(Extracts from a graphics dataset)

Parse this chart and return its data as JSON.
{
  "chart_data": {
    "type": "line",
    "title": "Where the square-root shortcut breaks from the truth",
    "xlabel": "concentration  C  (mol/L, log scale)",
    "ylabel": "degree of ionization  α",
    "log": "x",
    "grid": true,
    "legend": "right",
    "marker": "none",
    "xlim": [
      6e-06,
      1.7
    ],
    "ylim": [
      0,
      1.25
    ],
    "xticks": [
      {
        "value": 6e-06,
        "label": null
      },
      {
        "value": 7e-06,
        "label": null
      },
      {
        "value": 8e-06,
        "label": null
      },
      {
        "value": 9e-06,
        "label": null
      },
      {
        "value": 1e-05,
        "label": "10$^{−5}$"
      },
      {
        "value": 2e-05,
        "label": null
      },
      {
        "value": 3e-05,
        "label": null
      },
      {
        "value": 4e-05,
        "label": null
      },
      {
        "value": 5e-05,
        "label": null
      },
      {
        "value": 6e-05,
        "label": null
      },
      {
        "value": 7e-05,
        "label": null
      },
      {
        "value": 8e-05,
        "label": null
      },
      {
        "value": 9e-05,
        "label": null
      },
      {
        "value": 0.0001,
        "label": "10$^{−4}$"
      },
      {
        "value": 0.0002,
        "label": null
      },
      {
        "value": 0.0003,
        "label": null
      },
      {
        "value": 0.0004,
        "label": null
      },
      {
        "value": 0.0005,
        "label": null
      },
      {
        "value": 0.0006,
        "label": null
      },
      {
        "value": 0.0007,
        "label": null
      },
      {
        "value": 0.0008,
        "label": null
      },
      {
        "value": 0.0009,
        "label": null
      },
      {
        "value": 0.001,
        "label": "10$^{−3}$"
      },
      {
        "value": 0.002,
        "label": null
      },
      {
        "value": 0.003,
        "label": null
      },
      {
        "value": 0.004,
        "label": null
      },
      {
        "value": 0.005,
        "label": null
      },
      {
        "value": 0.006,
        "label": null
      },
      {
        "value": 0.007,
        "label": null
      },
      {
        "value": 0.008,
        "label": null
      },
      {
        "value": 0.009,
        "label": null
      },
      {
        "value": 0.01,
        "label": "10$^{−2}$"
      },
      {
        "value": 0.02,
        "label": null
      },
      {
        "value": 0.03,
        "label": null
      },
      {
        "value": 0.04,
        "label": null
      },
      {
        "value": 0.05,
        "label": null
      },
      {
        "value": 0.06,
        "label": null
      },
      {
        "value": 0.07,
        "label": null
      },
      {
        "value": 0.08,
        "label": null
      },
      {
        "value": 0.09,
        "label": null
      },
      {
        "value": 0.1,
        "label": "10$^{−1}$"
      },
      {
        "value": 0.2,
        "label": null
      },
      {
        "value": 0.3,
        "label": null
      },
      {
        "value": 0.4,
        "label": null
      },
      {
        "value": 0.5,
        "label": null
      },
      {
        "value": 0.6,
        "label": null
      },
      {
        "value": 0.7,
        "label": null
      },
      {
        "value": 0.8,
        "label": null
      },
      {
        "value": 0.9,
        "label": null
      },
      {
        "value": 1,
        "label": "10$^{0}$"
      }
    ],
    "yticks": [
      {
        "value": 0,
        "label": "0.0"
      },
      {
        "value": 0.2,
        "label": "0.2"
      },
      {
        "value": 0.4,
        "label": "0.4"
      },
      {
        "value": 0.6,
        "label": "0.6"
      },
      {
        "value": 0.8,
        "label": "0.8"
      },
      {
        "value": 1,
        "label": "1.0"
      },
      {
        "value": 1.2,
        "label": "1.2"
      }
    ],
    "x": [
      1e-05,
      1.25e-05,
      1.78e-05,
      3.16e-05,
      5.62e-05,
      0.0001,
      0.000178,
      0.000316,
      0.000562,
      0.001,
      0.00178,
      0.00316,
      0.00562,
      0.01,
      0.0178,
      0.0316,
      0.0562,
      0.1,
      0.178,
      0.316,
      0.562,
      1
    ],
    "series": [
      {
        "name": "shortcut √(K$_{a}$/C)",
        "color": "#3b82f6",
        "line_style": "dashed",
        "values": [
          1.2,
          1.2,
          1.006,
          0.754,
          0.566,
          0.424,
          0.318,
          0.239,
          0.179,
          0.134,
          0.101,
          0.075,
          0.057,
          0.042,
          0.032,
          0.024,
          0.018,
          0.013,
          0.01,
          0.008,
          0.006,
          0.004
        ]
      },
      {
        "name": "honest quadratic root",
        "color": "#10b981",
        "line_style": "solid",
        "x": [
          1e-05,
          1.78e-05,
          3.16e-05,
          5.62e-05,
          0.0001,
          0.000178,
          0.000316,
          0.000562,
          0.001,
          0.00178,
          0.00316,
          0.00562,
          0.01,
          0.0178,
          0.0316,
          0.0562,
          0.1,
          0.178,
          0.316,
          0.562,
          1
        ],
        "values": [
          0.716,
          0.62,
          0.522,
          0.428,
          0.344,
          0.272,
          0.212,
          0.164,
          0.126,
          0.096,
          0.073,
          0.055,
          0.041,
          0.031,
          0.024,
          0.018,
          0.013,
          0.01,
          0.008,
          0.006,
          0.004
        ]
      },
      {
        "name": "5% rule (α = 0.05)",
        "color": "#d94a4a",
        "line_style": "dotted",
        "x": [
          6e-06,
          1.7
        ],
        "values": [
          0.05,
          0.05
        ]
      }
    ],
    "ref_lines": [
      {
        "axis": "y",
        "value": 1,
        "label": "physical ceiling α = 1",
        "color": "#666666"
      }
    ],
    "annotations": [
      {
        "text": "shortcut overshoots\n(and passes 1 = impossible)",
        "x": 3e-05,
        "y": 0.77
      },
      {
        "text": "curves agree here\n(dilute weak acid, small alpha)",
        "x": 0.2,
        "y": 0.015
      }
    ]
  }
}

(Short exercise)
Write the data back out verbatim.

(Output of the task)
Parse this chart and return its data as JSON.
{
  "chart_data": {
    "type": "line",
    "title": "Where the square-root shortcut breaks from the truth",
    "xlabel": "concentration  C  (mol/L, log scale)",
    "ylabel": "degree of ionization  α",
    "log": "x",
    "grid": true,
    "legend": "right",
    "marker": "none",
    "xlim": [
      6e-06,
      1.7
    ],
    "ylim": [
      0,
      1.25
    ],
    "xticks": [
      {
        "value": 6e-06,
        "label": null
      },
      {
        "value": 7e-06,
        "label": null
      },
      {
        "value": 8e-06,
        "label": null
      },
      {
        "value": 9e-06,
        "label": null
      },
      {
        "value": 1e-05,
        "label": "10$^{−5}$"
      },
      {
        "value": 2e-05,
        "label": null
      },
      {
        "value": 3e-05,
        "label": null
      },
      {
        "value": 4e-05,
        "label": null
      },
      {
        "value": 5e-05,
        "label": null
      },
      {
        "value": 6e-05,
        "label": null
      },
      {
        "value": 7e-05,
        "label": null
      },
      {
        "value": 8e-05,
        "label": null
      },
      {
        "value": 9e-05,
        "label": null
      },
      {
        "value": 0.0001,
        "label": "10$^{−4}$"
      },
      {
        "value": 0.0002,
        "label": null
      },
      {
        "value": 0.0003,
        "label": null
      },
      {
        "value": 0.0004,
        "label": null
      },
      {
        "value": 0.0005,
        "label": null
      },
      {
        "value": 0.0006,
        "label": null
      },
      {
        "value": 0.0007,
        "label": null
      },
      {
        "value": 0.0008,
        "label": null
      },
      {
        "value": 0.0009,
        "label": null
      },
      {
        "value": 0.001,
        "label": "10$^{−3}$"
      },
      {
        "value": 0.002,
        "label": null
      },
      {
        "value": 0.003,
        "label": null
      },
      {
        "value": 0.004,
        "label": null
      },
      {
        "value": 0.005,
        "label": null
      },
      {
        "value": 0.006,
        "label": null
      },
      {
        "value": 0.007,
        "label": null
      },
      {
        "value": 0.008,
        "label": null
      },
      {
        "value": 0.009,
        "label": null
      },
      {
        "value": 0.01,
        "label": "10$^{−2}$"
      },
      {
        "value": 0.02,
        "label": null
      },
      {
        "value": 0.03,
        "label": null
      },
      {
        "value": 0.04,
        "label": null
      },
      {
        "value": 0.05,
        "label": null
      },
      {
        "value": 0.06,
        "label": null
      },
      {
        "value": 0.07,
        "label": null
      },
      {
        "value": 0.08,
        "label": null
      },
      {
        "value": 0.09,
        "label": null
      },
      {
        "value": 0.1,
        "label": "10$^{−1}$"
      },
      {
        "value": 0.2,
        "label": null
      },
      {
        "value": 0.3,
        "label": null
      },
      {
        "value": 0.4,
        "label": null
      },
      {
        "value": 0.5,
        "label": null
      },
      {
        "value": 0.6,
        "label": null
      },
      {
        "value": 0.7,
        "label": null
      },
      {
        "value": 0.8,
        "label": null
      },
      {
        "value": 0.9,
        "label": null
      },
      {
        "value": 1,
        "label": "10$^{0}$"
      }
    ],
    "yticks": [
      {
        "value": 0,
        "label": "0.0"
      },
      {
        "value": 0.2,
        "label": "0.2"
      },
      {
        "value": 0.4,
        "label": "0.4"
      },
      {
        "value": 0.6,
        "label": "0.6"
      },
      {
        "value": 0.8,
        "label": "0.8"
      },
      {
        "value": 1,
        "label": "1.0"
      },
      {
        "value": 1.2,
        "label": "1.2"
      }
    ],
    "x": [
      1e-05,
      1.25e-05,
      1.78e-05,
      3.16e-05,
      5.62e-05,
      0.0001,
      0.000178,
      0.000316,
      0.000562,
      0.001,
      0.00178,
      0.00316,
      0.00562,
      0.01,
      0.0178,
      0.0316,
      0.0562,
      0.1,
      0.178,
      0.316,
      0.562,
      1
    ],
    "series": [
      {
        "name": "shortcut √(K$_{a}$/C)",
        "color": "#3b82f6",
        "line_style": "dashed",
        "values": [
          1.2,
          1.2,
          1.006,
          0.754,
          0.566,
          0.424,
          0.318,
          0.239,
          0.179,
          0.134,
          0.101,
          0.075,
          0.057,
          0.042,
          0.032,
          0.024,
          0.018,
          0.013,
          0.01,
          0.008,
          0.006,
          0.004
        ]
      },
      {
        "name": "honest quadratic root",
        "color": "#10b981",
        "line_style": "solid",
        "x": [
          1e-05,
          1.78e-05,
          3.16e-05,
          5.62e-05,
          0.0001,
          0.000178,
          0.000316,
          0.000562,
          0.001,
          0.00178,
          0.00316,
          0.00562,
          0.01,
          0.0178,
          0.0316,
          0.0562,
          0.1,
          0.178,
          0.316,
          0.562,
          1
        ],
        "values": [
          0.716,
          0.62,
          0.522,
          0.428,
          0.344,
          0.272,
          0.212,
          0.164,
          0.126,
          0.096,
          0.073,
          0.055,
          0.041,
          0.031,
          0.024,
          0.018,
          0.013,
          0.01,
          0.008,
          0.006,
          0.004
        ]
      },
      {
        "name": "5% rule (α = 0.05)",
        "color": "#d94a4a",
        "line_style": "dotted",
        "x": [
          6e-06,
          1.7
        ],
        "values": [
          0.05,
          0.05
        ]
      }
    ],
    "ref_lines": [
      {
        "axis": "y",
        "value": 1,
        "label": "physical ceiling α = 1",
        "color": "#666666"
      }
    ],
    "annotations": [
      {
        "text": "shortcut overshoots\n(and passes 1 = impossible)",
        "x": 3e-05,
        "y": 0.77
      },
      {
        "text": "curves agree here\n(dilute weak acid, small alpha)",
        "x": 0.2,
        "y": 0.015
      }
    ]
  }
}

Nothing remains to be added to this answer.